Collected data
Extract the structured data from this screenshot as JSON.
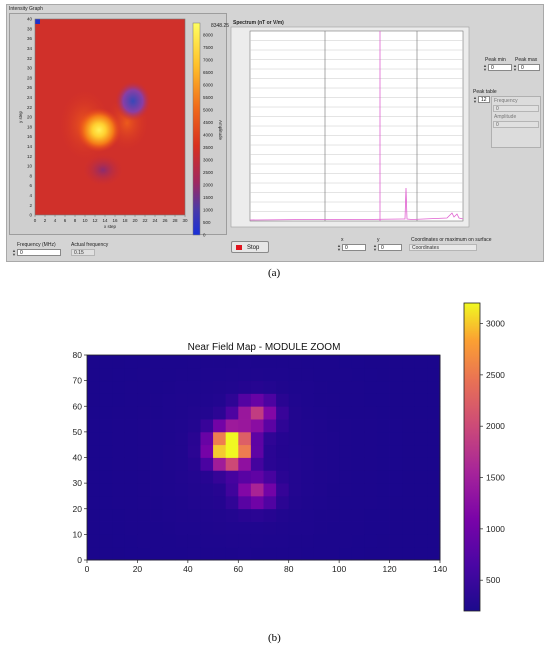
{
  "panel_a": {
    "intensity_title": "Intensity Graph",
    "x_axis_label": "x step",
    "y_axis_label": "y step",
    "x_ticks": [
      "0",
      "2",
      "4",
      "6",
      "8",
      "10",
      "12",
      "14",
      "16",
      "18",
      "20",
      "22",
      "24",
      "26",
      "28",
      "30"
    ],
    "y_ticks": [
      "40",
      "38",
      "36",
      "34",
      "32",
      "30",
      "28",
      "26",
      "24",
      "22",
      "20",
      "18",
      "16",
      "14",
      "12",
      "10",
      "8",
      "6",
      "4",
      "2",
      "0"
    ],
    "colorbar_max_label": "8348.25",
    "colorbar_ticks": [
      "8000",
      "7500",
      "7000",
      "6500",
      "6000",
      "5500",
      "5000",
      "4500",
      "4000",
      "3500",
      "3000",
      "2500",
      "2000",
      "1500",
      "1000",
      "500",
      "0"
    ],
    "colorbar_label": "Amplitude",
    "spectrum_title": "Spectrum (nT or V/m)",
    "peak_min_label": "Peak min",
    "peak_min_value": "0",
    "peak_max_label": "Peak max",
    "peak_max_value": "0",
    "peak_table_label": "Peak table",
    "peak_table_index": "12",
    "frequency_col_label": "Frequency",
    "frequency_col_value": "0",
    "amplitude_col_label": "Amplitude",
    "amplitude_col_value": "0",
    "frequency_mhz_label": "Frequency (MHz)",
    "frequency_mhz_value": "0",
    "actual_frequency_label": "Actual frequency",
    "actual_frequency_value": "0.15",
    "stop_label": "Stop",
    "x_label": "x",
    "x_value": "0",
    "y_label": "y",
    "y_value": "0",
    "coords_label": "Coordinates or maximum on surface",
    "coords_value": "Coordinates"
  },
  "caption_a": "(a)",
  "caption_b": "(b)",
  "chart_data": {
    "type": "heatmap",
    "title": "Near Field Map - MODULE ZOOM",
    "xlim": [
      0,
      140
    ],
    "ylim": [
      0,
      80
    ],
    "x_ticks": [
      0,
      20,
      40,
      60,
      80,
      100,
      120,
      140
    ],
    "y_ticks": [
      0,
      10,
      20,
      30,
      40,
      50,
      60,
      70,
      80
    ],
    "colorbar_range": [
      200,
      3200
    ],
    "colorbar_ticks": [
      500,
      1000,
      1500,
      2000,
      2500,
      3000
    ],
    "colormap": "plasma",
    "hotspots": [
      {
        "x": 57,
        "y": 42,
        "value": 3200
      },
      {
        "x": 57,
        "y": 47,
        "value": 2600
      },
      {
        "x": 67,
        "y": 57,
        "value": 1800
      },
      {
        "x": 67,
        "y": 27,
        "value": 1500
      }
    ]
  }
}
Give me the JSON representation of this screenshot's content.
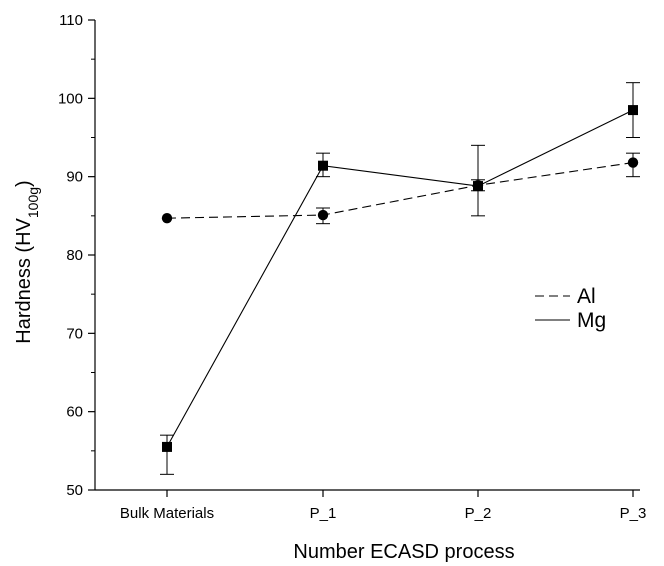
{
  "chart_data": {
    "type": "line",
    "title": "",
    "xlabel": "Number ECASD process",
    "ylabel": {
      "main": "Hardness (HV",
      "subscript": "100g",
      "close": ")"
    },
    "categories": [
      "Bulk Materials",
      "P_1",
      "P_2",
      "P_3"
    ],
    "ylim": [
      50,
      110
    ],
    "yticks": [
      50,
      60,
      70,
      80,
      90,
      100,
      110
    ],
    "grid": false,
    "legend_position": "right-middle",
    "series": [
      {
        "name": "Al",
        "line_style": "dashed",
        "marker": "circle",
        "color": "#000000",
        "values": [
          84.7,
          85.1,
          88.9,
          91.8
        ],
        "error_low": [
          null,
          84.0,
          88.2,
          90.0
        ],
        "error_high": [
          null,
          86.0,
          89.6,
          93.0
        ]
      },
      {
        "name": "Mg",
        "line_style": "solid",
        "marker": "square",
        "color": "#000000",
        "values": [
          55.5,
          91.4,
          88.8,
          98.5
        ],
        "error_low": [
          52.0,
          90.0,
          85.0,
          95.0
        ],
        "error_high": [
          57.0,
          93.0,
          94.0,
          102.0
        ]
      }
    ]
  }
}
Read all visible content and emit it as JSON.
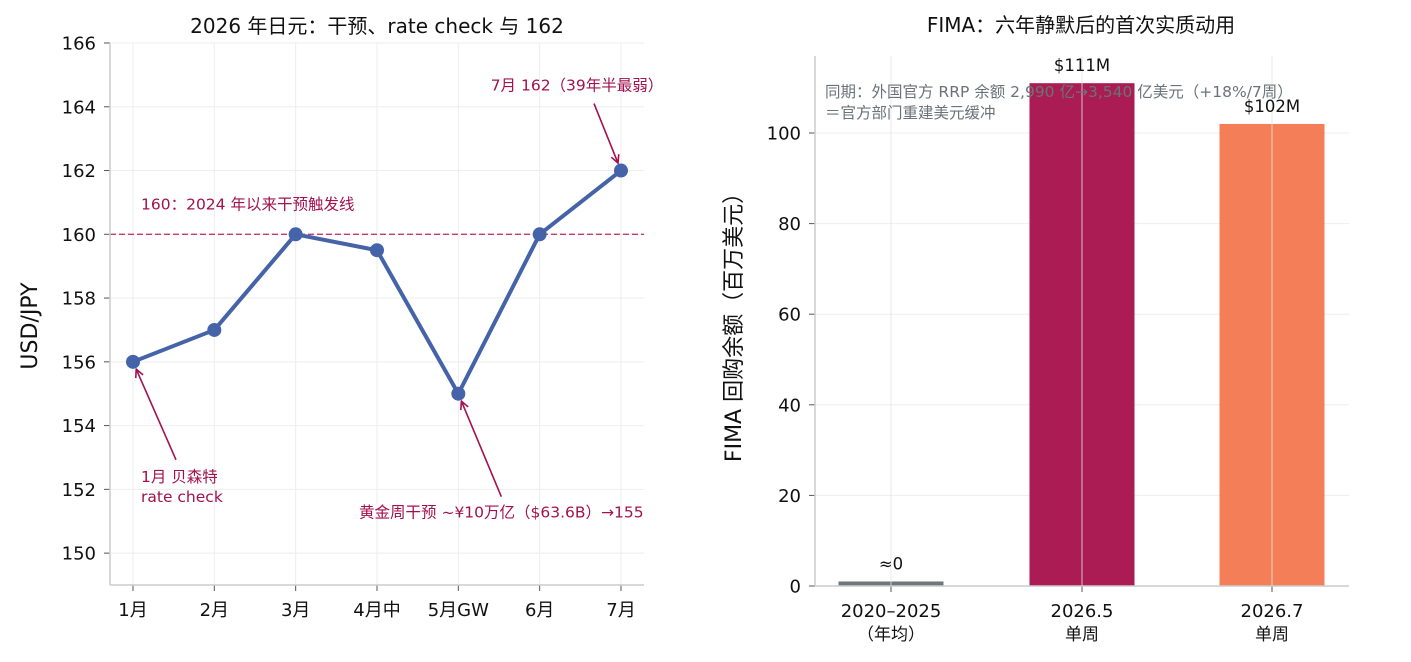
{
  "colors": {
    "line": "#4563a8",
    "annotation": "#a3114f",
    "threshold": "#c43a6e",
    "bars": [
      "#6e777b",
      "#ab1c54",
      "#f47e58"
    ],
    "grid": "#eeeeee",
    "axis": "#cccccc",
    "note": "#6a7377"
  },
  "chart_data": [
    {
      "type": "line",
      "title": "2026 年日元：干预、rate check 与 162",
      "xlabel": "",
      "ylabel": "USD/JPY",
      "categories": [
        "1月",
        "2月",
        "3月",
        "4月中",
        "5月GW",
        "6月",
        "7月"
      ],
      "series": [
        {
          "values": [
            156,
            157,
            160,
            159.5,
            155,
            160,
            162
          ]
        }
      ],
      "ylim": [
        149,
        166
      ],
      "yticks": [
        150,
        152,
        154,
        156,
        158,
        160,
        162,
        164,
        166
      ],
      "grid": true,
      "reference_line": {
        "y": 160,
        "label": "160：2024 年以来干预触发线"
      },
      "annotations": [
        {
          "point_index": 0,
          "lines": [
            "1月 贝森特",
            "rate check"
          ]
        },
        {
          "point_index": 4,
          "lines": [
            "黄金周干预 ~¥10万亿（$63.6B）→155"
          ]
        },
        {
          "point_index": 6,
          "lines": [
            "7月 162（39年半最弱）"
          ]
        }
      ]
    },
    {
      "type": "bar",
      "title": "FIMA：六年静默后的首次实质动用",
      "xlabel": "",
      "ylabel": "FIMA 回购余额（百万美元）",
      "categories": [
        "2020–2025",
        "2026.5",
        "2026.7"
      ],
      "subcategories": [
        "（年均）",
        "单周",
        "单周"
      ],
      "values": [
        1,
        111,
        102
      ],
      "value_labels": [
        "≈0",
        "$111M",
        "$102M"
      ],
      "ylim": [
        0,
        117
      ],
      "yticks": [
        0,
        20,
        40,
        60,
        80,
        100
      ],
      "grid": true,
      "note_lines": [
        "同期：外国官方 RRP 余额 2,990 亿→3,540 亿美元（+18%/7周）",
        "＝官方部门重建美元缓冲"
      ]
    }
  ]
}
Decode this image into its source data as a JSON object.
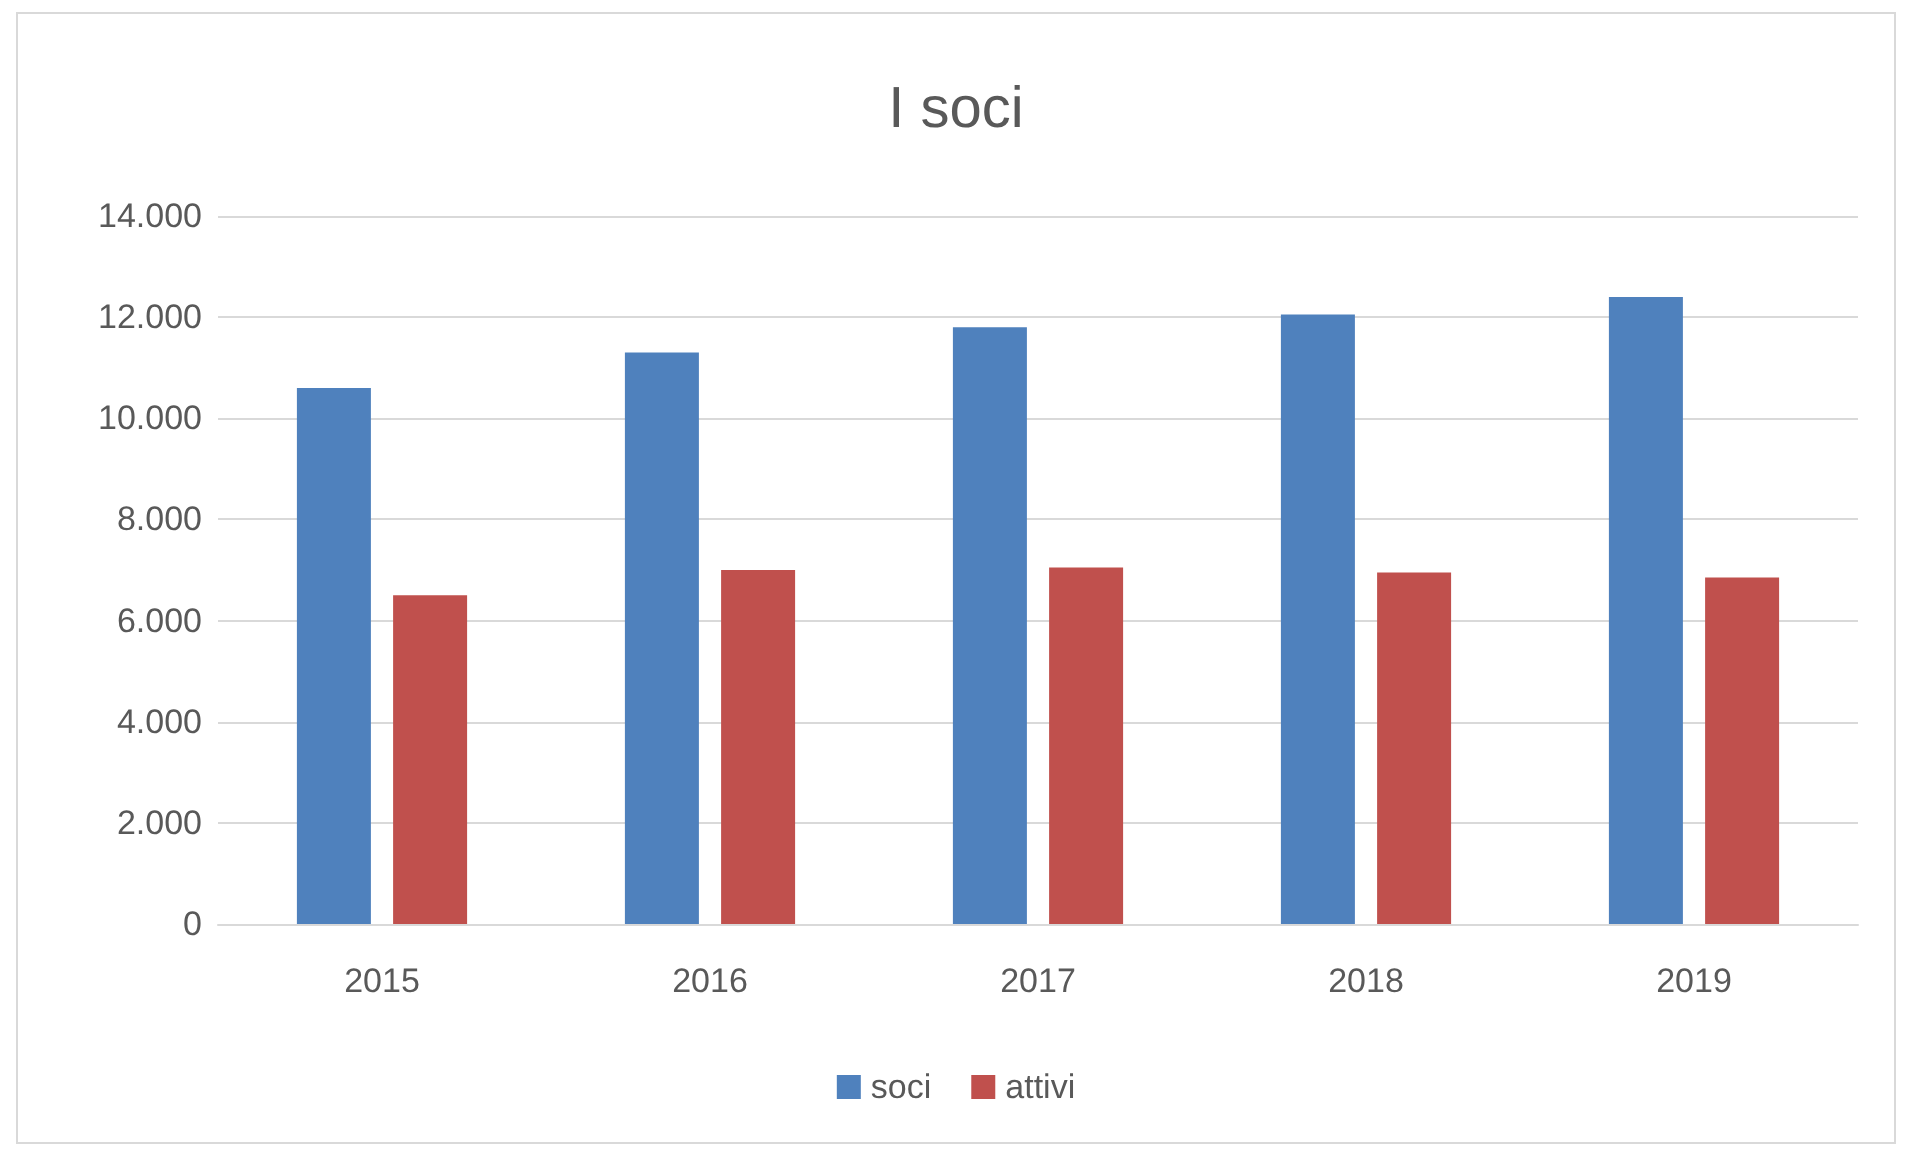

Task prompt:
Pictures stay out of the copy; please restate every record above exactly.

The response:
Extract the structured data from this screenshot as JSON.
{
  "panel_a": {
    "intensity_title": "Intensity Graph",
    "x_axis_label": "x step",
    "y_axis_label": "y step",
    "x_ticks": [
      "0",
      "2",
      "4",
      "6",
      "8",
      "10",
      "12",
      "14",
      "16",
      "18",
      "20",
      "22",
      "24",
      "26",
      "28",
      "30"
    ],
    "y_ticks": [
      "40",
      "38",
      "36",
      "34",
      "32",
      "30",
      "28",
      "26",
      "24",
      "22",
      "20",
      "18",
      "16",
      "14",
      "12",
      "10",
      "8",
      "6",
      "4",
      "2",
      "0"
    ],
    "colorbar_max_label": "8348.25",
    "colorbar_ticks": [
      "8000",
      "7500",
      "7000",
      "6500",
      "6000",
      "5500",
      "5000",
      "4500",
      "4000",
      "3500",
      "3000",
      "2500",
      "2000",
      "1500",
      "1000",
      "500",
      "0"
    ],
    "colorbar_label": "Amplitude",
    "spectrum_title": "Spectrum (nT or V/m)",
    "peak_min_label": "Peak min",
    "peak_min_value": "0",
    "peak_max_label": "Peak max",
    "peak_max_value": "0",
    "peak_table_label": "Peak table",
    "peak_table_index": "12",
    "frequency_col_label": "Frequency",
    "frequency_col_value": "0",
    "amplitude_col_label": "Amplitude",
    "amplitude_col_value": "0",
    "frequency_mhz_label": "Frequency (MHz)",
    "frequency_mhz_value": "0",
    "actual_frequency_label": "Actual frequency",
    "actual_frequency_value": "0.15",
    "stop_label": "Stop",
    "x_label": "x",
    "x_value": "0",
    "y_label": "y",
    "y_value": "0",
    "coords_label": "Coordinates or maximum on surface",
    "coords_value": "Coordinates"
  },
  "caption_a": "(a)",
  "caption_b": "(b)",
  "chart_data": {
    "type": "heatmap",
    "title": "Near Field Map - MODULE ZOOM",
    "xlim": [
      0,
      140
    ],
    "ylim": [
      0,
      80
    ],
    "x_ticks": [
      0,
      20,
      40,
      60,
      80,
      100,
      120,
      140
    ],
    "y_ticks": [
      0,
      10,
      20,
      30,
      40,
      50,
      60,
      70,
      80
    ],
    "colorbar_range": [
      200,
      3200
    ],
    "colorbar_ticks": [
      500,
      1000,
      1500,
      2000,
      2500,
      3000
    ],
    "colormap": "plasma",
    "hotspots": [
      {
        "x": 57,
        "y": 42,
        "value": 3200
      },
      {
        "x": 57,
        "y": 47,
        "value": 2600
      },
      {
        "x": 67,
        "y": 57,
        "value": 1800
      },
      {
        "x": 67,
        "y": 27,
        "value": 1500
      }
    ]
  }
}
Give me the JSON representation of this screenshot's content.
{
  "chart_data": {
    "type": "line",
    "title": "",
    "xlabel": "Number ECASD process",
    "ylabel": {
      "main": "Hardness (HV",
      "subscript": "100g",
      "close": ")"
    },
    "categories": [
      "Bulk Materials",
      "P_1",
      "P_2",
      "P_3"
    ],
    "ylim": [
      50,
      110
    ],
    "yticks": [
      50,
      60,
      70,
      80,
      90,
      100,
      110
    ],
    "grid": false,
    "legend_position": "right-middle",
    "series": [
      {
        "name": "Al",
        "line_style": "dashed",
        "marker": "circle",
        "color": "#000000",
        "values": [
          84.7,
          85.1,
          88.9,
          91.8
        ],
        "error_low": [
          null,
          84.0,
          88.2,
          90.0
        ],
        "error_high": [
          null,
          86.0,
          89.6,
          93.0
        ]
      },
      {
        "name": "Mg",
        "line_style": "solid",
        "marker": "square",
        "color": "#000000",
        "values": [
          55.5,
          91.4,
          88.8,
          98.5
        ],
        "error_low": [
          52.0,
          90.0,
          85.0,
          95.0
        ],
        "error_high": [
          57.0,
          93.0,
          94.0,
          102.0
        ]
      }
    ]
  }
}
Read all visible content and emit it as JSON.
{
  "colors": {
    "line": "#4563a8",
    "annotation": "#a3114f",
    "threshold": "#c43a6e",
    "bars": [
      "#6e777b",
      "#ab1c54",
      "#f47e58"
    ],
    "grid": "#eeeeee",
    "axis": "#cccccc",
    "note": "#6a7377"
  },
  "chart_data": [
    {
      "type": "line",
      "title": "2026 年日元：干预、rate check 与 162",
      "xlabel": "",
      "ylabel": "USD/JPY",
      "categories": [
        "1月",
        "2月",
        "3月",
        "4月中",
        "5月GW",
        "6月",
        "7月"
      ],
      "series": [
        {
          "values": [
            156,
            157,
            160,
            159.5,
            155,
            160,
            162
          ]
        }
      ],
      "ylim": [
        149,
        166
      ],
      "yticks": [
        150,
        152,
        154,
        156,
        158,
        160,
        162,
        164,
        166
      ],
      "grid": true,
      "reference_line": {
        "y": 160,
        "label": "160：2024 年以来干预触发线"
      },
      "annotations": [
        {
          "point_index": 0,
          "lines": [
            "1月 贝森特",
            "rate check"
          ]
        },
        {
          "point_index": 4,
          "lines": [
            "黄金周干预 ~¥10万亿（$63.6B）→155"
          ]
        },
        {
          "point_index": 6,
          "lines": [
            "7月 162（39年半最弱）"
          ]
        }
      ]
    },
    {
      "type": "bar",
      "title": "FIMA：六年静默后的首次实质动用",
      "xlabel": "",
      "ylabel": "FIMA 回购余额（百万美元）",
      "categories": [
        "2020–2025",
        "2026.5",
        "2026.7"
      ],
      "subcategories": [
        "（年均）",
        "单周",
        "单周"
      ],
      "values": [
        1,
        111,
        102
      ],
      "value_labels": [
        "≈0",
        "$111M",
        "$102M"
      ],
      "ylim": [
        0,
        117
      ],
      "yticks": [
        0,
        20,
        40,
        60,
        80,
        100
      ],
      "grid": true,
      "note_lines": [
        "同期：外国官方 RRP 余额 2,990 亿→3,540 亿美元（+18%/7周）",
        "＝官方部门重建美元缓冲"
      ]
    }
  ]
}
Decode this image into its source data as a JSON object.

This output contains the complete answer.